Text provided:
------

Mold inspections don't need to be done at predetermined intervals, and they're not part of annual home maintenance checklists. However, certain situations should prompt a mold inspection. We cover these in detail below.

Purchasing a New Home

Investing in a mold inspection is always a good idea when purchasing a new home. This is especially important if you're buying a used home, as a mold inspection will quickly reveal anything hidden. 

Following Any Type of Water Damage

Homeowners should also consider getting a mold inspection after any type of water damage to the home. This includes basement flooding, roof leaks, or broken pipes. If any area of your home gets wet and fails to dry out quickly, mold may be on the way.

When a House Has Been Unoccupied

If your home has sat unoccupied for months or years, you may want to schedule a mold inspection before moving back in. This is particularly important for homes in areas with high humidity, as humidity and mold growth often go hand in hand. 

After Mold Remediation

One of the most critical times to test for mold is after mold remediation, or the process of removing mold through a mold remediation pro near you. Mold remediation is typically quite expensive, so you want to ensure that the mold is completely gone.

------

Work instructions:
Can you quote the mold inspection text above, starting at the words "Following Any Type" and ending after the words "hand in hand."?

Data supplied:
------

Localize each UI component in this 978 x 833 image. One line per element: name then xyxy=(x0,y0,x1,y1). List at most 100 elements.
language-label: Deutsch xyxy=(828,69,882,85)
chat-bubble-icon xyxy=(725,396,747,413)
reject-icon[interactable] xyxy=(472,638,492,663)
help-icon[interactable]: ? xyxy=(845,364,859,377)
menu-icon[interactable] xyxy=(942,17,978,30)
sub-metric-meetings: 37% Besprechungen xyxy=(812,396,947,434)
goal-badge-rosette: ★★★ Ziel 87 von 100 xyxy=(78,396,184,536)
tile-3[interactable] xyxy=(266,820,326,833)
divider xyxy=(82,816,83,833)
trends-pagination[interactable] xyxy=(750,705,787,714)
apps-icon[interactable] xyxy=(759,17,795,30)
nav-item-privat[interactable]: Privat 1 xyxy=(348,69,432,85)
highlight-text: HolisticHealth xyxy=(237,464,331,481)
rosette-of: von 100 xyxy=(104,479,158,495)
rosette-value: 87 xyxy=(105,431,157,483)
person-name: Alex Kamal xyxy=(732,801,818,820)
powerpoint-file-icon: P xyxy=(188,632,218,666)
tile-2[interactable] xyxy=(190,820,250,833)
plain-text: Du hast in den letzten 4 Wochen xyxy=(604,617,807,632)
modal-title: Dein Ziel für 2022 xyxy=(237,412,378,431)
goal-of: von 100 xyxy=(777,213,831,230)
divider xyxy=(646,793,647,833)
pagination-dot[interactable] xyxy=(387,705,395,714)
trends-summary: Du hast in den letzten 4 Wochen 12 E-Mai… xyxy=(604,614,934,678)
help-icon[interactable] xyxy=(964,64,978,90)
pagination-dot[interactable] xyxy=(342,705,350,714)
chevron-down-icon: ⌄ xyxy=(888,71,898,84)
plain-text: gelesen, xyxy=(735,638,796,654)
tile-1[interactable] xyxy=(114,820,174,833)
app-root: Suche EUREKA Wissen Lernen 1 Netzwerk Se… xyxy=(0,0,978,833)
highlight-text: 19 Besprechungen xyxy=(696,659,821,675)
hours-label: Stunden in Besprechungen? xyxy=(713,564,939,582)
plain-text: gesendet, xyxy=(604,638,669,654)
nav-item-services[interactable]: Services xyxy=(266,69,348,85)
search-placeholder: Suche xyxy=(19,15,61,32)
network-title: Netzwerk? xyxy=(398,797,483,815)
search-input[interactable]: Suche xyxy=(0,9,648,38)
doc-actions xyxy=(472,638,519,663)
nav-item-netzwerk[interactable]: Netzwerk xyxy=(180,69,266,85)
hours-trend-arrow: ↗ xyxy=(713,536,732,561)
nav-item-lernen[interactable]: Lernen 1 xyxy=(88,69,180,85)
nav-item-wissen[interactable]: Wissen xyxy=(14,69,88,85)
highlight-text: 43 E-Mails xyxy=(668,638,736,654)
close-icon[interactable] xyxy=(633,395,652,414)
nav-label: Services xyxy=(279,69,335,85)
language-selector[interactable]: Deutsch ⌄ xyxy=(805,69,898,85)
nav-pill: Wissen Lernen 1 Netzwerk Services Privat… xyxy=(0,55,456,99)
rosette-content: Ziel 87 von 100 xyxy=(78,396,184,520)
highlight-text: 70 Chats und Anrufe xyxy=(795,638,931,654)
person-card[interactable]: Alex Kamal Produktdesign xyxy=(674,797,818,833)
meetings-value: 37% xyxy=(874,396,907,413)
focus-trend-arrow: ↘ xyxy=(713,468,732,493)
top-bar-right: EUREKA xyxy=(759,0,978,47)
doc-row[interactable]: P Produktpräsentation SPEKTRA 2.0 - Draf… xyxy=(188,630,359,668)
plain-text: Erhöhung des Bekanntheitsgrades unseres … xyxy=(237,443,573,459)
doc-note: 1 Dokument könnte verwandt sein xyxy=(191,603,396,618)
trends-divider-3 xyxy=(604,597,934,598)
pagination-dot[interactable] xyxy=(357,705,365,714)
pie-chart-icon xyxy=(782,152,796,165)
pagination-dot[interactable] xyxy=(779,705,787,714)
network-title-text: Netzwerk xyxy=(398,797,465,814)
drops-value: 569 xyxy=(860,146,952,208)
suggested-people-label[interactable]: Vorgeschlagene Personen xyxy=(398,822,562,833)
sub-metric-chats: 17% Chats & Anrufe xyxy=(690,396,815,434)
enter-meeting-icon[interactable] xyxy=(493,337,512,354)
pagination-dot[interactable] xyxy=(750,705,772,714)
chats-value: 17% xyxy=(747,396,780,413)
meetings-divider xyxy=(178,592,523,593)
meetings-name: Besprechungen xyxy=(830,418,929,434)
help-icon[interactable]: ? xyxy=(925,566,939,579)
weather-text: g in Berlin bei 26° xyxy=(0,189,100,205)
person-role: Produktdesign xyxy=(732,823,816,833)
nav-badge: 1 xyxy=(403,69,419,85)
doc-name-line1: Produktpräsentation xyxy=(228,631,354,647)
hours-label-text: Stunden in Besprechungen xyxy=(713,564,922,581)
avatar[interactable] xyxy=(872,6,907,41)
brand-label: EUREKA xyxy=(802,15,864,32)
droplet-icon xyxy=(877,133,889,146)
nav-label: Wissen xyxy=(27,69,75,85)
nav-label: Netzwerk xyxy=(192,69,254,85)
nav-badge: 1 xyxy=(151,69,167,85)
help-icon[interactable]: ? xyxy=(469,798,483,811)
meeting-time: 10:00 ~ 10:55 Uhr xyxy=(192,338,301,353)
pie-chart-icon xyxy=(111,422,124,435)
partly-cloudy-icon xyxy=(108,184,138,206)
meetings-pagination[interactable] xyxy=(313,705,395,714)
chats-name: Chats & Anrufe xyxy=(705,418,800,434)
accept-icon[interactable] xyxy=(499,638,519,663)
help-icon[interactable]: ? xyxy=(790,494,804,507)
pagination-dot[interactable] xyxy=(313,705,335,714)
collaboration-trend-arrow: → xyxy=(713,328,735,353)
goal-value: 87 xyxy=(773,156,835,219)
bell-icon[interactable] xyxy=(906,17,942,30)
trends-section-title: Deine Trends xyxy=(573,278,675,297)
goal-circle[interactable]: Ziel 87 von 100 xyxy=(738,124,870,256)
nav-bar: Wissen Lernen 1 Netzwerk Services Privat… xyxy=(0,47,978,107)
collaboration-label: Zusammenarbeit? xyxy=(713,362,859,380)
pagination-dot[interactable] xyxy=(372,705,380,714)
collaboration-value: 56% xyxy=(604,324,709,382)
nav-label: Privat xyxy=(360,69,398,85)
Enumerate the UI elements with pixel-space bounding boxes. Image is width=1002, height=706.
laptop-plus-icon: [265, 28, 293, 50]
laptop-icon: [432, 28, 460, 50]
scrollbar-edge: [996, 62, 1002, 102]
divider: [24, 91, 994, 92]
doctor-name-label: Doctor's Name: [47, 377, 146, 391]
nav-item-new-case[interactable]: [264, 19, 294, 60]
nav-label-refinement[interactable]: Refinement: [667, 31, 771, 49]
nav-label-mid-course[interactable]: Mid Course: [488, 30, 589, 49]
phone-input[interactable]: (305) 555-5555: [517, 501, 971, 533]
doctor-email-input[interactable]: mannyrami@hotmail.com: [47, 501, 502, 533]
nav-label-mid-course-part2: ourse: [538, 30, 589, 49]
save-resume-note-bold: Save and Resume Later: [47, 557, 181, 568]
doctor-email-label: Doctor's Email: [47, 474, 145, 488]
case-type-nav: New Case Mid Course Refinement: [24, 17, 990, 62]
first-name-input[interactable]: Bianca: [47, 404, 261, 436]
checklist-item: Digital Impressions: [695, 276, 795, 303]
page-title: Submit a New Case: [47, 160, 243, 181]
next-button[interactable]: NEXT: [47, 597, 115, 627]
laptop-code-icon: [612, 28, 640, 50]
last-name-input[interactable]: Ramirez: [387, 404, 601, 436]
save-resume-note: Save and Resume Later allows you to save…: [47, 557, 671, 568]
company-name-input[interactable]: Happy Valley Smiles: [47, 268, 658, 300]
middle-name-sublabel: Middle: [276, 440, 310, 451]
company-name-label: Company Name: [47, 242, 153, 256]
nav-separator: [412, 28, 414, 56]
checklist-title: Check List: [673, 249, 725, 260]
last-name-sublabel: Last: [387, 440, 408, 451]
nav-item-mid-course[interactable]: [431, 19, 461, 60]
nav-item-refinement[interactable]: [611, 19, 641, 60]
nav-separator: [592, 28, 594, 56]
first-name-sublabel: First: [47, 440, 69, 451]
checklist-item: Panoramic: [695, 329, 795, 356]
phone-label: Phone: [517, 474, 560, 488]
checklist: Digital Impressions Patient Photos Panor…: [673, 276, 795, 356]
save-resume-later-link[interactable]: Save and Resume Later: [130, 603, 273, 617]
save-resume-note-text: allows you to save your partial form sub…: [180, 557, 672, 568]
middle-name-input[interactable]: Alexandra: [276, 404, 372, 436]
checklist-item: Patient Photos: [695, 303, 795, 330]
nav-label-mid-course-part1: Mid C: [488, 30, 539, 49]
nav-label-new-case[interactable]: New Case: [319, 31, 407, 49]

------

Response to this task:
Following Any Type of Water Damage

Homeowners should also consider getting a mold inspection after any type of water damage to the home. This includes basement flooding, roof leaks, or broken pipes. If any area of your home gets wet and fails to dry out quickly, mold may be on the way.

When a House Has Been Unoccupied

If your home has sat unoccupied for months or years, you may want to schedule a mold inspection before moving back in. This is particularly important for homes in areas with high humidity, as humidity and mold growth often go hand in hand.